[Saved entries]
↓↓↓

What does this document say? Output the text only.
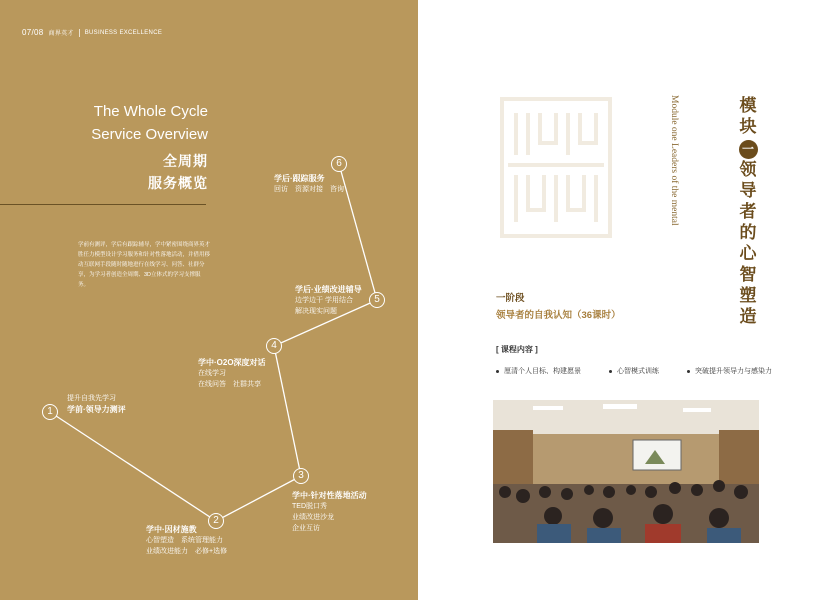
07/08 商界英才 BUSINESS EXCELLENCE
The Whole Cycle
Service Overview
全周期
服务概览
学前有测评，学后有跟踪辅导，学中紧密围绕商界英才胜任力模型设计学习服务和针对性落地活动，并借用移动互联网手段随时随地进行在线学习、问答、社群分享，为学习者创造全周期、3D立体式的学习支撑服务。
1
2
3
4
5
6
提升自我先学习
学前·领导力测评
学中·因材施教
心智塑造　系统管理能力
业绩改进能力　必修+选修
学中·针对性落地活动
TED脱口秀
业绩改进沙龙
企业互访
学中·O2O深度对话
在线学习
在线问答　社群共享
学后·业绩改进辅导
边学边干 学用结合
解决现实问题
学后·跟踪服务
回访　资源对接　咨询
模
块
一
领
导
者
的
心
智
塑
造
Module one Leaders of the mental
一阶段
领导者的自我认知（36课时）
[ 课程内容 ]
厘清个人目标、构建愿景	心智模式训练	突破提升领导力与感染力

↑↑↑

[THE TASK] Using the records above, retype everything exactly except the pictures.

[SOLVED PROBLEM]
What does this document say? Output the text only.
07/08 商界英才 BUSINESS EXCELLENCE
The Whole Cycle
Service Overview
全周期
服务概览
学前有测评，学后有跟踪辅导，学中紧密围绕商界英才胜任力模型设计学习服务和针对性落地活动，并借用移动互联网手段随时随地进行在线学习、问答、社群分享，为学习者创造全周期、3D立体式的学习支撑服务。
1
2
3
4
5
6
提升自我先学习
学前·领导力测评
学中·因材施教
心智塑造　系统管理能力
业绩改进能力　必修+选修
学中·针对性落地活动
TED脱口秀
业绩改进沙龙
企业互访
学中·O2O深度对话
在线学习
在线问答　社群共享
学后·业绩改进辅导
边学边干 学用结合
解决现实问题
学后·跟踪服务
回访　资源对接　咨询
模
块
一
领
导
者
的
心
智
塑
造
Module one Leaders of the mental
一阶段
领导者的自我认知（36课时）
[ 课程内容 ]
厘清个人目标、构建愿景	心智模式训练	突破提升领导力与感染力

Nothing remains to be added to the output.